Write out every single entry exactly.

Dataset entries
· · · · · · ·

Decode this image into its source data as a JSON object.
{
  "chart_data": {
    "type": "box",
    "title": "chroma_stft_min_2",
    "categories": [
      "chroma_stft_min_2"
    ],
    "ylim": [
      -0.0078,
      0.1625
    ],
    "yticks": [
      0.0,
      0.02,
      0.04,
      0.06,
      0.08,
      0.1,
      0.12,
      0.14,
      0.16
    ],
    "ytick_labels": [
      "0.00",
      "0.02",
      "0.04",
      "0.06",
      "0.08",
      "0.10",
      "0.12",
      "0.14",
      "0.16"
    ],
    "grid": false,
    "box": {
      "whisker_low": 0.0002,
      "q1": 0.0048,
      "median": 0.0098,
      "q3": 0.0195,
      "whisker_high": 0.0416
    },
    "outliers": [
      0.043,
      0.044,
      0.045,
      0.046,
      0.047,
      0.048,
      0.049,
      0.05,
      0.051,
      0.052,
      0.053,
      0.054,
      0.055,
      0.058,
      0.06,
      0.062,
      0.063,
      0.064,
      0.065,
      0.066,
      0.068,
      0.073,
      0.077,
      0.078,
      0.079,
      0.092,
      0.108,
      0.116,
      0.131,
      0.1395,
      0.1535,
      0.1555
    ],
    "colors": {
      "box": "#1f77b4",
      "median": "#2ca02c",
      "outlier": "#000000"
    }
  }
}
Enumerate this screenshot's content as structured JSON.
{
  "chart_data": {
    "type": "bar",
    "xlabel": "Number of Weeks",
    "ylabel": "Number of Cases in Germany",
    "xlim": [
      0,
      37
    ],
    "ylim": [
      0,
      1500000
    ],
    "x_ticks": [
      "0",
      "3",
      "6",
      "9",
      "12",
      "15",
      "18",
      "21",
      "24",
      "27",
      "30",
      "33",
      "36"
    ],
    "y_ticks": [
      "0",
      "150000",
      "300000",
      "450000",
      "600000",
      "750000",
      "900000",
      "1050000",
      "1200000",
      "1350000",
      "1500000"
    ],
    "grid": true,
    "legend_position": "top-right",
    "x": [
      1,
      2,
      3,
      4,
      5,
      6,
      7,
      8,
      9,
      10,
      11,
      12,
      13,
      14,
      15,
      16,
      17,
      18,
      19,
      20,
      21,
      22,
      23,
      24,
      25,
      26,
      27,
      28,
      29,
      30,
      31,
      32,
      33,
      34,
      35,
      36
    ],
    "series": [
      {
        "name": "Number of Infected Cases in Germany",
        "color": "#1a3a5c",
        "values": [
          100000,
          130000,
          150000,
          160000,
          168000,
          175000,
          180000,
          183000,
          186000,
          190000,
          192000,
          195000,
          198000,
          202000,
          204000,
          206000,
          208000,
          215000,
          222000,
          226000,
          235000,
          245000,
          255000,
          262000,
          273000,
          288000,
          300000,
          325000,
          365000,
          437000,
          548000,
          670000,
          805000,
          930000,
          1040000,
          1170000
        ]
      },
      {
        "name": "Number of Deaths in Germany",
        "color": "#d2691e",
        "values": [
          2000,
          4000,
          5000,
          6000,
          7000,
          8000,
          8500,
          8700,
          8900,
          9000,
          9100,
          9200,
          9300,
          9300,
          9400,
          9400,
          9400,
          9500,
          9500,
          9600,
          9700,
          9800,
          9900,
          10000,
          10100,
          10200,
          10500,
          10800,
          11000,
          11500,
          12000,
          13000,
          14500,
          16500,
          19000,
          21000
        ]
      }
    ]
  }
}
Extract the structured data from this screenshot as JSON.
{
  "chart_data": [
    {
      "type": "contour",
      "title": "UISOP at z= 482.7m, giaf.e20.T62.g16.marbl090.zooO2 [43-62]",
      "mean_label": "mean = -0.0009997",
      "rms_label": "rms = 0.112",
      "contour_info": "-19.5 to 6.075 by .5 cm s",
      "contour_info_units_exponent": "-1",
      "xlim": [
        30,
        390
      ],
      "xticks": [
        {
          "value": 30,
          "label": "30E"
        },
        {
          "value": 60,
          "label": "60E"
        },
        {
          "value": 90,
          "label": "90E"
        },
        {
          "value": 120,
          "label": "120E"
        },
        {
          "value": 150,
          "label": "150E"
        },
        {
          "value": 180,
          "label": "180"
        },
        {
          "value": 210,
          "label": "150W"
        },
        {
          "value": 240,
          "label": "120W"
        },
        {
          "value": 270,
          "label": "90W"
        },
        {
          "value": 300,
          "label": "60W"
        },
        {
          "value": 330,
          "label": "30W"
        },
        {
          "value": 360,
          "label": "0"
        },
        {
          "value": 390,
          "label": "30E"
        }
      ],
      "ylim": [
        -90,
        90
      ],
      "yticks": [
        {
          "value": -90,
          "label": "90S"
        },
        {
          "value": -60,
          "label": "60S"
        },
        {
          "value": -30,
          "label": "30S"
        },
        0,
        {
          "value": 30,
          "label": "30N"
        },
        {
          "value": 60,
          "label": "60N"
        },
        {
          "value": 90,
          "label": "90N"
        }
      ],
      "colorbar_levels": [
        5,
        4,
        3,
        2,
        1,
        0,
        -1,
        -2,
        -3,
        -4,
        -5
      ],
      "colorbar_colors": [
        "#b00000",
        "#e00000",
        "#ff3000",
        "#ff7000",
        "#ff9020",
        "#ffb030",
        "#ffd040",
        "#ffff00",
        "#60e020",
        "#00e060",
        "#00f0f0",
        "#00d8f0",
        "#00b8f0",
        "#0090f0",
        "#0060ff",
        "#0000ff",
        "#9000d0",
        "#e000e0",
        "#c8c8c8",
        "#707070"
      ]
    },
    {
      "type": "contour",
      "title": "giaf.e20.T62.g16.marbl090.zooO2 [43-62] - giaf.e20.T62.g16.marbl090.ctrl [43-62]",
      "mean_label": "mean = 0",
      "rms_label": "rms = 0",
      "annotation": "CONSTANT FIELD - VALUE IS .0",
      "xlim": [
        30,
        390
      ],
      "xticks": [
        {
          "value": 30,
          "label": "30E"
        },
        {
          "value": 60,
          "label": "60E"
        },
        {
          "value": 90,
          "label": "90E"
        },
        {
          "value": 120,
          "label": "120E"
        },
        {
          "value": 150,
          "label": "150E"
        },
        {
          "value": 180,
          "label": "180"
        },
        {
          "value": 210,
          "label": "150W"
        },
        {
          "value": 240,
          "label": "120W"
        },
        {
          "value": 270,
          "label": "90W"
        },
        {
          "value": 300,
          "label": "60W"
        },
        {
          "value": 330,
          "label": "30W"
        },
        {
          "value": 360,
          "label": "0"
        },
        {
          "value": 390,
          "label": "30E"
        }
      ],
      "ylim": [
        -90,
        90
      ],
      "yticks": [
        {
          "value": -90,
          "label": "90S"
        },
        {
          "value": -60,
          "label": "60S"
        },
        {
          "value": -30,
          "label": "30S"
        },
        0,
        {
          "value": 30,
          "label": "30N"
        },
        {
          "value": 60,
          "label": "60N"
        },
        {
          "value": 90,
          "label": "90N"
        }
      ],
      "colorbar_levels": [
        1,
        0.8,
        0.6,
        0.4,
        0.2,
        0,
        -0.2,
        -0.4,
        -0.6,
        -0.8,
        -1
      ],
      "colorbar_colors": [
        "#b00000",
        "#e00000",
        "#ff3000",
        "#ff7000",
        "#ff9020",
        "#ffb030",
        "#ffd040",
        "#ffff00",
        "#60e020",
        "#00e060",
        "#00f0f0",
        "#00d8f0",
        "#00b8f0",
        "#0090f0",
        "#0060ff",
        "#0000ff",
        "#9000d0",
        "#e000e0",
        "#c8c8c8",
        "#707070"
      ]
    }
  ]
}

· · · · · · ·

**SOLUTION TO THIS PROBLEM**:
Decode this image into its source data as a JSON object.
{
  "chart_data": {
    "type": "box",
    "title": "chroma_stft_min_2",
    "categories": [
      "chroma_stft_min_2"
    ],
    "ylim": [
      -0.0078,
      0.1625
    ],
    "yticks": [
      0.0,
      0.02,
      0.04,
      0.06,
      0.08,
      0.1,
      0.12,
      0.14,
      0.16
    ],
    "ytick_labels": [
      "0.00",
      "0.02",
      "0.04",
      "0.06",
      "0.08",
      "0.10",
      "0.12",
      "0.14",
      "0.16"
    ],
    "grid": false,
    "box": {
      "whisker_low": 0.0002,
      "q1": 0.0048,
      "median": 0.0098,
      "q3": 0.0195,
      "whisker_high": 0.0416
    },
    "outliers": [
      0.043,
      0.044,
      0.045,
      0.046,
      0.047,
      0.048,
      0.049,
      0.05,
      0.051,
      0.052,
      0.053,
      0.054,
      0.055,
      0.058,
      0.06,
      0.062,
      0.063,
      0.064,
      0.065,
      0.066,
      0.068,
      0.073,
      0.077,
      0.078,
      0.079,
      0.092,
      0.108,
      0.116,
      0.131,
      0.1395,
      0.1535,
      0.1555
    ],
    "colors": {
      "box": "#1f77b4",
      "median": "#2ca02c",
      "outlier": "#000000"
    }
  }
}
Enumerate this screenshot's content as structured JSON.
{
  "chart_data": {
    "type": "bar",
    "xlabel": "Number of Weeks",
    "ylabel": "Number of Cases in Germany",
    "xlim": [
      0,
      37
    ],
    "ylim": [
      0,
      1500000
    ],
    "x_ticks": [
      "0",
      "3",
      "6",
      "9",
      "12",
      "15",
      "18",
      "21",
      "24",
      "27",
      "30",
      "33",
      "36"
    ],
    "y_ticks": [
      "0",
      "150000",
      "300000",
      "450000",
      "600000",
      "750000",
      "900000",
      "1050000",
      "1200000",
      "1350000",
      "1500000"
    ],
    "grid": true,
    "legend_position": "top-right",
    "x": [
      1,
      2,
      3,
      4,
      5,
      6,
      7,
      8,
      9,
      10,
      11,
      12,
      13,
      14,
      15,
      16,
      17,
      18,
      19,
      20,
      21,
      22,
      23,
      24,
      25,
      26,
      27,
      28,
      29,
      30,
      31,
      32,
      33,
      34,
      35,
      36
    ],
    "series": [
      {
        "name": "Number of Infected Cases in Germany",
        "color": "#1a3a5c",
        "values": [
          100000,
          130000,
          150000,
          160000,
          168000,
          175000,
          180000,
          183000,
          186000,
          190000,
          192000,
          195000,
          198000,
          202000,
          204000,
          206000,
          208000,
          215000,
          222000,
          226000,
          235000,
          245000,
          255000,
          262000,
          273000,
          288000,
          300000,
          325000,
          365000,
          437000,
          548000,
          670000,
          805000,
          930000,
          1040000,
          1170000
        ]
      },
      {
        "name": "Number of Deaths in Germany",
        "color": "#d2691e",
        "values": [
          2000,
          4000,
          5000,
          6000,
          7000,
          8000,
          8500,
          8700,
          8900,
          9000,
          9100,
          9200,
          9300,
          9300,
          9400,
          9400,
          9400,
          9500,
          9500,
          9600,
          9700,
          9800,
          9900,
          10000,
          10100,
          10200,
          10500,
          10800,
          11000,
          11500,
          12000,
          13000,
          14500,
          16500,
          19000,
          21000
        ]
      }
    ]
  }
}
Extract the structured data from this screenshot as JSON.
{
  "chart_data": [
    {
      "type": "contour",
      "title": "UISOP at z= 482.7m, giaf.e20.T62.g16.marbl090.zooO2 [43-62]",
      "mean_label": "mean = -0.0009997",
      "rms_label": "rms = 0.112",
      "contour_info": "-19.5 to 6.075 by .5 cm s",
      "contour_info_units_exponent": "-1",
      "xlim": [
        30,
        390
      ],
      "xticks": [
        {
          "value": 30,
          "label": "30E"
        },
        {
          "value": 60,
          "label": "60E"
        },
        {
          "value": 90,
          "label": "90E"
        },
        {
          "value": 120,
          "label": "120E"
        },
        {
          "value": 150,
          "label": "150E"
        },
        {
          "value": 180,
          "label": "180"
        },
        {
          "value": 210,
          "label": "150W"
        },
        {
          "value": 240,
          "label": "120W"
        },
        {
          "value": 270,
          "label": "90W"
        },
        {
          "value": 300,
          "label": "60W"
        },
        {
          "value": 330,
          "label": "30W"
        },
        {
          "value": 360,
          "label": "0"
        },
        {
          "value": 390,
          "label": "30E"
        }
      ],
      "ylim": [
        -90,
        90
      ],
      "yticks": [
        {
          "value": -90,
          "label": "90S"
        },
        {
          "value": -60,
          "label": "60S"
        },
        {
          "value": -30,
          "label": "30S"
        },
        0,
        {
          "value": 30,
          "label": "30N"
        },
        {
          "value": 60,
          "label": "60N"
        },
        {
          "value": 90,
          "label": "90N"
        }
      ],
      "colorbar_levels": [
        5,
        4,
        3,
        2,
        1,
        0,
        -1,
        -2,
        -3,
        -4,
        -5
      ],
      "colorbar_colors": [
        "#b00000",
        "#e00000",
        "#ff3000",
        "#ff7000",
        "#ff9020",
        "#ffb030",
        "#ffd040",
        "#ffff00",
        "#60e020",
        "#00e060",
        "#00f0f0",
        "#00d8f0",
        "#00b8f0",
        "#0090f0",
        "#0060ff",
        "#0000ff",
        "#9000d0",
        "#e000e0",
        "#c8c8c8",
        "#707070"
      ]
    },
    {
      "type": "contour",
      "title": "giaf.e20.T62.g16.marbl090.zooO2 [43-62] - giaf.e20.T62.g16.marbl090.ctrl [43-62]",
      "mean_label": "mean = 0",
      "rms_label": "rms = 0",
      "annotation": "CONSTANT FIELD - VALUE IS .0",
      "xlim": [
        30,
        390
      ],
      "xticks": [
        {
          "value": 30,
          "label": "30E"
        },
        {
          "value": 60,
          "label": "60E"
        },
        {
          "value": 90,
          "label": "90E"
        },
        {
          "value": 120,
          "label": "120E"
        },
        {
          "value": 150,
          "label": "150E"
        },
        {
          "value": 180,
          "label": "180"
        },
        {
          "value": 210,
          "label": "150W"
        },
        {
          "value": 240,
          "label": "120W"
        },
        {
          "value": 270,
          "label": "90W"
        },
        {
          "value": 300,
          "label": "60W"
        },
        {
          "value": 330,
          "label": "30W"
        },
        {
          "value": 360,
          "label": "0"
        },
        {
          "value": 390,
          "label": "30E"
        }
      ],
      "ylim": [
        -90,
        90
      ],
      "yticks": [
        {
          "value": -90,
          "label": "90S"
        },
        {
          "value": -60,
          "label": "60S"
        },
        {
          "value": -30,
          "label": "30S"
        },
        0,
        {
          "value": 30,
          "label": "30N"
        },
        {
          "value": 60,
          "label": "60N"
        },
        {
          "value": 90,
          "label": "90N"
        }
      ],
      "colorbar_levels": [
        1,
        0.8,
        0.6,
        0.4,
        0.2,
        0,
        -0.2,
        -0.4,
        -0.6,
        -0.8,
        -1
      ],
      "colorbar_colors": [
        "#b00000",
        "#e00000",
        "#ff3000",
        "#ff7000",
        "#ff9020",
        "#ffb030",
        "#ffd040",
        "#ffff00",
        "#60e020",
        "#00e060",
        "#00f0f0",
        "#00d8f0",
        "#00b8f0",
        "#0090f0",
        "#0060ff",
        "#0000ff",
        "#9000d0",
        "#e000e0",
        "#c8c8c8",
        "#707070"
      ]
    }
  ]
}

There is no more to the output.